* Collection entries
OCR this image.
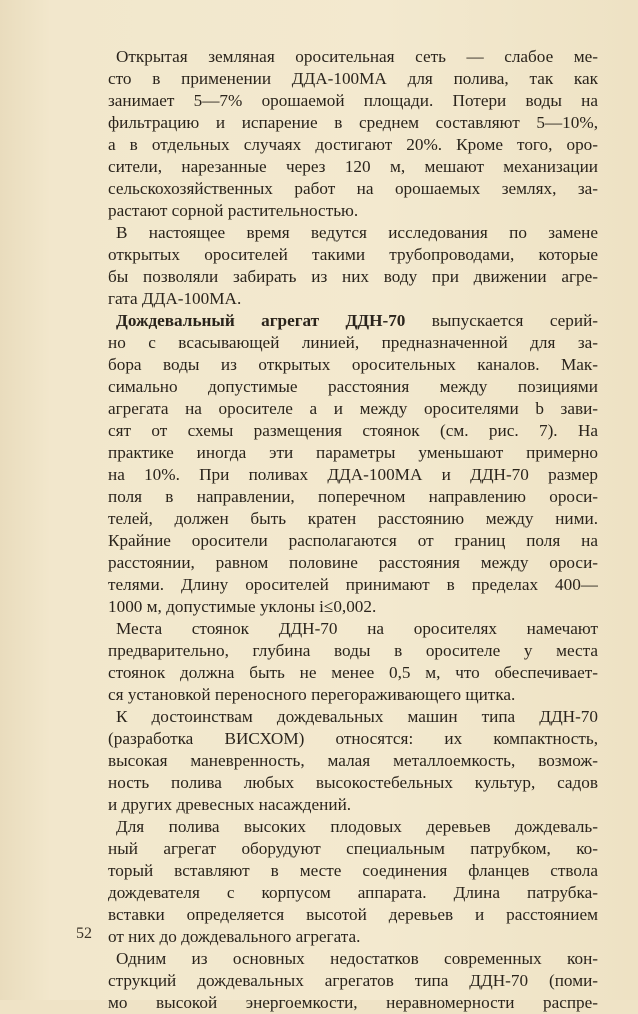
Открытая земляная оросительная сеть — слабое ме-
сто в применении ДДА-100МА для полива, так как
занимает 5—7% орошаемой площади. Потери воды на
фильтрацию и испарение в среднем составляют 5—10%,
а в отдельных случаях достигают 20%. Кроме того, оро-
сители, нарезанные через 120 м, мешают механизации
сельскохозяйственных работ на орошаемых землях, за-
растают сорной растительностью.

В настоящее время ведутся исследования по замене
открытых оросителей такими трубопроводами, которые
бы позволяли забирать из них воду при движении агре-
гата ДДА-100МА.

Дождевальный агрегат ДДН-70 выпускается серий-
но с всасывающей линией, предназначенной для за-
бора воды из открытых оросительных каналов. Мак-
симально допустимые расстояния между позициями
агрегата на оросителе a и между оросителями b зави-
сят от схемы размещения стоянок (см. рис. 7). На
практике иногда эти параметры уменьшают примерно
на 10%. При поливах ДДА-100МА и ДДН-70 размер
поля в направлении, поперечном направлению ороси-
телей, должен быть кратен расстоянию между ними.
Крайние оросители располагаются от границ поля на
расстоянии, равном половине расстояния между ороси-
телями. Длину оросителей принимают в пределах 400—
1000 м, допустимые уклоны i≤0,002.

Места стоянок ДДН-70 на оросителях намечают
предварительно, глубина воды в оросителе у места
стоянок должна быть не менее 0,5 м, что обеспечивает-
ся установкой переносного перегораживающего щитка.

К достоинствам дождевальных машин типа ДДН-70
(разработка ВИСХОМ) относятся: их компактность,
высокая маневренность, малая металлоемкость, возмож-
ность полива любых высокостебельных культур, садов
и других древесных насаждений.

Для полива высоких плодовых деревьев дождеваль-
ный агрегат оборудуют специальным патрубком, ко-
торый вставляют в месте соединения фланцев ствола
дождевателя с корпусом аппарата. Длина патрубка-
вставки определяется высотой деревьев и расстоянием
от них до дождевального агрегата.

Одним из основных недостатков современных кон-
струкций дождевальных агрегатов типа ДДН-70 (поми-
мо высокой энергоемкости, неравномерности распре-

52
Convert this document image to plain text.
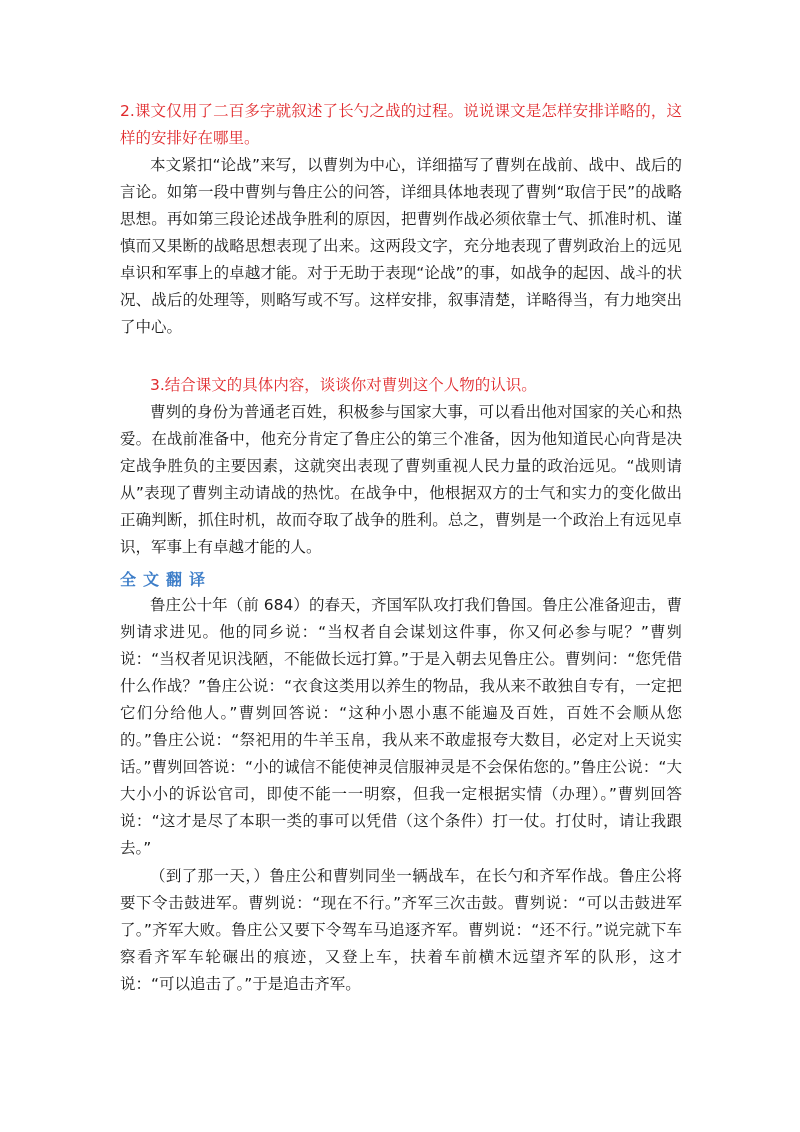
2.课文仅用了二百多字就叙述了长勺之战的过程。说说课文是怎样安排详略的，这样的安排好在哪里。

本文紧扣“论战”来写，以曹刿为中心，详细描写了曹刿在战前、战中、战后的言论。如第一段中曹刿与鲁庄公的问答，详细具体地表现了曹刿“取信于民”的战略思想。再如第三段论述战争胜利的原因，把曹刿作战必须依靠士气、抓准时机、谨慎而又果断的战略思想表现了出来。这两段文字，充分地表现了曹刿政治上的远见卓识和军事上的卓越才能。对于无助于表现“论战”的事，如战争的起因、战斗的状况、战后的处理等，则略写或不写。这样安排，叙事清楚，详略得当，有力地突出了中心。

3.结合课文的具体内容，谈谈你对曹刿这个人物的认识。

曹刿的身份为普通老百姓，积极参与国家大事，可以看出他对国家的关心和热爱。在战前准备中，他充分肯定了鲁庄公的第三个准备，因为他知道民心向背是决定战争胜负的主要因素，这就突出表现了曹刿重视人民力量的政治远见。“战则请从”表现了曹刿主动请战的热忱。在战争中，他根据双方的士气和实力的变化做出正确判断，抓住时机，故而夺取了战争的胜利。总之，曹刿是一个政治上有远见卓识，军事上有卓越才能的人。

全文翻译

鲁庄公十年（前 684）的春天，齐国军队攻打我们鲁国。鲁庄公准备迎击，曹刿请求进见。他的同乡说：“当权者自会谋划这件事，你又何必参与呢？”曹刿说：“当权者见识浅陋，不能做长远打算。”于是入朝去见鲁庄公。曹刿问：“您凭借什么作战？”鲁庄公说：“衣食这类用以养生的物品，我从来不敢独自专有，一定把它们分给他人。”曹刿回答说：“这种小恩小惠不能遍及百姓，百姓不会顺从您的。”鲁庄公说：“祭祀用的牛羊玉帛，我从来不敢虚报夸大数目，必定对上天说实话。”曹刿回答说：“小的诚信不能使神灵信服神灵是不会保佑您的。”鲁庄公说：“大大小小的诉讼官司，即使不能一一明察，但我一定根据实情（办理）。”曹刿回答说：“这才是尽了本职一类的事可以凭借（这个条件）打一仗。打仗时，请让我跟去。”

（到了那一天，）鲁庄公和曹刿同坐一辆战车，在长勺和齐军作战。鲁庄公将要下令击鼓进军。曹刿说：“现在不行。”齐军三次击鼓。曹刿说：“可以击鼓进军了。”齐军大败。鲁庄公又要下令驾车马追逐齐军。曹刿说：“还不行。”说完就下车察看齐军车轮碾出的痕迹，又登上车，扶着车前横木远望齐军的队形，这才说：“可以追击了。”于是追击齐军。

* To be done
Leave out the pictures, and please output only the lines from the line that contains "Convert this document image to plain text." through the end of the data, both ends included.

* Answer to this exercise
Convert this document image to plain text.
2.课文仅用了二百多字就叙述了长勺之战的过程。说说课文是怎样安排详略的，这样的安排好在哪里。

本文紧扣“论战”来写，以曹刿为中心，详细描写了曹刿在战前、战中、战后的言论。如第一段中曹刿与鲁庄公的问答，详细具体地表现了曹刿“取信于民”的战略思想。再如第三段论述战争胜利的原因，把曹刿作战必须依靠士气、抓准时机、谨慎而又果断的战略思想表现了出来。这两段文字，充分地表现了曹刿政治上的远见卓识和军事上的卓越才能。对于无助于表现“论战”的事，如战争的起因、战斗的状况、战后的处理等，则略写或不写。这样安排，叙事清楚，详略得当，有力地突出了中心。

3.结合课文的具体内容，谈谈你对曹刿这个人物的认识。

曹刿的身份为普通老百姓，积极参与国家大事，可以看出他对国家的关心和热爱。在战前准备中，他充分肯定了鲁庄公的第三个准备，因为他知道民心向背是决定战争胜负的主要因素，这就突出表现了曹刿重视人民力量的政治远见。“战则请从”表现了曹刿主动请战的热忱。在战争中，他根据双方的士气和实力的变化做出正确判断，抓住时机，故而夺取了战争的胜利。总之，曹刿是一个政治上有远见卓识，军事上有卓越才能的人。

全文翻译

鲁庄公十年（前 684）的春天，齐国军队攻打我们鲁国。鲁庄公准备迎击，曹刿请求进见。他的同乡说：“当权者自会谋划这件事，你又何必参与呢？”曹刿说：“当权者见识浅陋，不能做长远打算。”于是入朝去见鲁庄公。曹刿问：“您凭借什么作战？”鲁庄公说：“衣食这类用以养生的物品，我从来不敢独自专有，一定把它们分给他人。”曹刿回答说：“这种小恩小惠不能遍及百姓，百姓不会顺从您的。”鲁庄公说：“祭祀用的牛羊玉帛，我从来不敢虚报夸大数目，必定对上天说实话。”曹刿回答说：“小的诚信不能使神灵信服神灵是不会保佑您的。”鲁庄公说：“大大小小的诉讼官司，即使不能一一明察，但我一定根据实情（办理）。”曹刿回答说：“这才是尽了本职一类的事可以凭借（这个条件）打一仗。打仗时，请让我跟去。”

（到了那一天，）鲁庄公和曹刿同坐一辆战车，在长勺和齐军作战。鲁庄公将要下令击鼓进军。曹刿说：“现在不行。”齐军三次击鼓。曹刿说：“可以击鼓进军了。”齐军大败。鲁庄公又要下令驾车马追逐齐军。曹刿说：“还不行。”说完就下车察看齐军车轮碾出的痕迹，又登上车，扶着车前横木远望齐军的队形，这才说：“可以追击了。”于是追击齐军。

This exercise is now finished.